§ **Zadanie pisemne**
Przepisz wszystkie poniższe dane słowo w słowo, wiersz po wierszu, bez żadnych zmian.

§ **Dane ze zbioru danych**
--

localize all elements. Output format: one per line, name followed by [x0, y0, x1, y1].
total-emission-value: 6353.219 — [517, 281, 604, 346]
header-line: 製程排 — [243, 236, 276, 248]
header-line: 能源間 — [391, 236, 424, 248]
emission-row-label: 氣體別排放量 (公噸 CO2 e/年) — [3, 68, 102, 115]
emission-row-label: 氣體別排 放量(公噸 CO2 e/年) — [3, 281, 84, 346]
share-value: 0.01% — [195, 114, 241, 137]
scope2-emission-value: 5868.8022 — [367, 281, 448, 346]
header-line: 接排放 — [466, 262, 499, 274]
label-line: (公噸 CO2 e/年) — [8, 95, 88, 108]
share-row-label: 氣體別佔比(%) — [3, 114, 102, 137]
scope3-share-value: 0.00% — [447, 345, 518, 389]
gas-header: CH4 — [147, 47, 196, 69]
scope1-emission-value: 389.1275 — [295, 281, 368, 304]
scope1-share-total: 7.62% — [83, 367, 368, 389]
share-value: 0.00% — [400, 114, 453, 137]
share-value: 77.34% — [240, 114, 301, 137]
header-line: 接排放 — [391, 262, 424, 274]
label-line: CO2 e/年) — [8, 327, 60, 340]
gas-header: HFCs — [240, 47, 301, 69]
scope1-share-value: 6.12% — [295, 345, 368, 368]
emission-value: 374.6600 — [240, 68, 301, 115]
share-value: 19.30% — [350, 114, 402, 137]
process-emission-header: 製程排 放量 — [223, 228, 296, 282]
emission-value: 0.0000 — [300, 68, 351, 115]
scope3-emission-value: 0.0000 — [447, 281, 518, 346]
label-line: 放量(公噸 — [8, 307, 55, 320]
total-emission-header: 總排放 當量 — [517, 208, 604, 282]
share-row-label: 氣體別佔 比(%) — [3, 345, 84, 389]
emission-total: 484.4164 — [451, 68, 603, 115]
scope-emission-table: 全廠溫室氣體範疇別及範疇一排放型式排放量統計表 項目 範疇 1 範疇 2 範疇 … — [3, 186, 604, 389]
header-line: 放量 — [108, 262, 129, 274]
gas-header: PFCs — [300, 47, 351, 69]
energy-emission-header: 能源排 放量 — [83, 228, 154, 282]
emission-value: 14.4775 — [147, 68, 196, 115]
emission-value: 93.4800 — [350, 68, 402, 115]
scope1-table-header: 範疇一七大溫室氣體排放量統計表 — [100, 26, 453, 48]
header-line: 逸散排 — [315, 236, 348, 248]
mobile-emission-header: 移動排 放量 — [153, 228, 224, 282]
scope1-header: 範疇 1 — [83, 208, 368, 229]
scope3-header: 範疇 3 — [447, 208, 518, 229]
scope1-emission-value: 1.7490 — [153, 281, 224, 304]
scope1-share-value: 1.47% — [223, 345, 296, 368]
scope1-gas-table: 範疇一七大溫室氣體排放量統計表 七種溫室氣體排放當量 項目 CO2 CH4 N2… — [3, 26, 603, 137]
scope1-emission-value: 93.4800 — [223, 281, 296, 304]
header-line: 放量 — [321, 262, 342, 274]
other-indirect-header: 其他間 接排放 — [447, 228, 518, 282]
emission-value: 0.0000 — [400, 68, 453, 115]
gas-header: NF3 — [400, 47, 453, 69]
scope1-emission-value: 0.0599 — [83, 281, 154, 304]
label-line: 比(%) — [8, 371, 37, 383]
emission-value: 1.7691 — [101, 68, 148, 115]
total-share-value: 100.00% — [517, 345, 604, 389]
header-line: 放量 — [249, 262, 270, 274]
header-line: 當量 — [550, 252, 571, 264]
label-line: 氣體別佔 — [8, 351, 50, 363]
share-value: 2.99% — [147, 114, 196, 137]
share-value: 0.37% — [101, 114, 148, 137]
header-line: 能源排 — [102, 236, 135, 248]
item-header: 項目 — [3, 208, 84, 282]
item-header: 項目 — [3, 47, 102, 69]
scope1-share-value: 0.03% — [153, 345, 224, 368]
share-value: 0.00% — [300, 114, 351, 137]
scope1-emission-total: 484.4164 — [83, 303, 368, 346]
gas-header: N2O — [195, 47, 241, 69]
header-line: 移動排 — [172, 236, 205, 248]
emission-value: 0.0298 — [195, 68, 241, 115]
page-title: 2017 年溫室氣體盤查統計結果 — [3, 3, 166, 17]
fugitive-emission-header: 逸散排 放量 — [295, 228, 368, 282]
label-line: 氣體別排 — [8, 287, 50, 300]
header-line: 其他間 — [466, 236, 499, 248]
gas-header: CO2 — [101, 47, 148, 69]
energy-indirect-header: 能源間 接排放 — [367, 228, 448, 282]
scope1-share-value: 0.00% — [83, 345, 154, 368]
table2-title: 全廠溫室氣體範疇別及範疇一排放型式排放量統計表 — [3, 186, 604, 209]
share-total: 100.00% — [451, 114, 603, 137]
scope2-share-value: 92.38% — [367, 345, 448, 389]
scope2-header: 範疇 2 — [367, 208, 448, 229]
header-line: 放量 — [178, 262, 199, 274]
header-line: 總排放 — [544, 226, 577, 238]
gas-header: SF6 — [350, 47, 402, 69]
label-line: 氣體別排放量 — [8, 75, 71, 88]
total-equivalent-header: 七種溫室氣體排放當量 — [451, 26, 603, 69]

--

§ **Rozwiązane zadanie**
localize all elements. Output format: one per line, name followed by [x0, y0, x1, y1].
total-emission-value: 6353.219 — [517, 281, 604, 346]
header-line: 製程排 — [243, 236, 276, 248]
header-line: 能源間 — [391, 236, 424, 248]
emission-row-label: 氣體別排放量 (公噸 CO2 e/年) — [3, 68, 102, 115]
emission-row-label: 氣體別排 放量(公噸 CO2 e/年) — [3, 281, 84, 346]
share-value: 0.01% — [195, 114, 241, 137]
scope2-emission-value: 5868.8022 — [367, 281, 448, 346]
header-line: 接排放 — [466, 262, 499, 274]
label-line: (公噸 CO2 e/年) — [8, 95, 88, 108]
share-row-label: 氣體別佔比(%) — [3, 114, 102, 137]
scope3-share-value: 0.00% — [447, 345, 518, 389]
gas-header: CH4 — [147, 47, 196, 69]
scope1-emission-value: 389.1275 — [295, 281, 368, 304]
scope1-share-total: 7.62% — [83, 367, 368, 389]
share-value: 0.00% — [400, 114, 453, 137]
share-value: 77.34% — [240, 114, 301, 137]
header-line: 接排放 — [391, 262, 424, 274]
label-line: CO2 e/年) — [8, 327, 60, 340]
gas-header: HFCs — [240, 47, 301, 69]
scope1-share-value: 6.12% — [295, 345, 368, 368]
emission-value: 374.6600 — [240, 68, 301, 115]
share-value: 19.30% — [350, 114, 402, 137]
process-emission-header: 製程排 放量 — [223, 228, 296, 282]
emission-value: 0.0000 — [300, 68, 351, 115]
scope3-emission-value: 0.0000 — [447, 281, 518, 346]
label-line: 放量(公噸 — [8, 307, 55, 320]
total-emission-header: 總排放 當量 — [517, 208, 604, 282]
share-row-label: 氣體別佔 比(%) — [3, 345, 84, 389]
emission-total: 484.4164 — [451, 68, 603, 115]
scope-emission-table: 全廠溫室氣體範疇別及範疇一排放型式排放量統計表 項目 範疇 1 範疇 2 範疇 … — [3, 186, 604, 389]
header-line: 放量 — [108, 262, 129, 274]
gas-header: PFCs — [300, 47, 351, 69]
energy-emission-header: 能源排 放量 — [83, 228, 154, 282]
emission-value: 14.4775 — [147, 68, 196, 115]
emission-value: 93.4800 — [350, 68, 402, 115]
scope1-table-header: 範疇一七大溫室氣體排放量統計表 — [100, 26, 453, 48]
header-line: 逸散排 — [315, 236, 348, 248]
mobile-emission-header: 移動排 放量 — [153, 228, 224, 282]
scope1-header: 範疇 1 — [83, 208, 368, 229]
scope3-header: 範疇 3 — [447, 208, 518, 229]
scope1-emission-value: 1.7490 — [153, 281, 224, 304]
scope1-share-value: 1.47% — [223, 345, 296, 368]
scope1-gas-table: 範疇一七大溫室氣體排放量統計表 七種溫室氣體排放當量 項目 CO2 CH4 N2… — [3, 26, 603, 137]
scope1-emission-value: 93.4800 — [223, 281, 296, 304]
header-line: 放量 — [321, 262, 342, 274]
other-indirect-header: 其他間 接排放 — [447, 228, 518, 282]
emission-value: 0.0000 — [400, 68, 453, 115]
gas-header: NF3 — [400, 47, 453, 69]
scope1-emission-value: 0.0599 — [83, 281, 154, 304]
label-line: 比(%) — [8, 371, 37, 383]
emission-value: 1.7691 — [101, 68, 148, 115]
total-share-value: 100.00% — [517, 345, 604, 389]
header-line: 放量 — [249, 262, 270, 274]
header-line: 當量 — [550, 252, 571, 264]
label-line: 氣體別佔 — [8, 351, 50, 363]
share-value: 2.99% — [147, 114, 196, 137]
share-value: 0.37% — [101, 114, 148, 137]
header-line: 能源排 — [102, 236, 135, 248]
item-header: 項目 — [3, 208, 84, 282]
item-header: 項目 — [3, 47, 102, 69]
scope1-share-value: 0.03% — [153, 345, 224, 368]
share-value: 0.00% — [300, 114, 351, 137]
scope1-emission-total: 484.4164 — [83, 303, 368, 346]
gas-header: N2O — [195, 47, 241, 69]
header-line: 移動排 — [172, 236, 205, 248]
emission-value: 0.0298 — [195, 68, 241, 115]
page-title: 2017 年溫室氣體盤查統計結果 — [3, 3, 166, 17]
fugitive-emission-header: 逸散排 放量 — [295, 228, 368, 282]
label-line: 氣體別排 — [8, 287, 50, 300]
header-line: 其他間 — [466, 236, 499, 248]
gas-header: CO2 — [101, 47, 148, 69]
energy-indirect-header: 能源間 接排放 — [367, 228, 448, 282]
scope1-share-value: 0.00% — [83, 345, 154, 368]
table2-title: 全廠溫室氣體範疇別及範疇一排放型式排放量統計表 — [3, 186, 604, 209]
share-total: 100.00% — [451, 114, 603, 137]
scope2-share-value: 92.38% — [367, 345, 448, 389]
scope2-header: 範疇 2 — [367, 208, 448, 229]
header-line: 放量 — [178, 262, 199, 274]
header-line: 總排放 — [544, 226, 577, 238]
gas-header: SF6 — [350, 47, 402, 69]
label-line: 氣體別排放量 — [8, 75, 71, 88]
total-equivalent-header: 七種溫室氣體排放當量 — [451, 26, 603, 69]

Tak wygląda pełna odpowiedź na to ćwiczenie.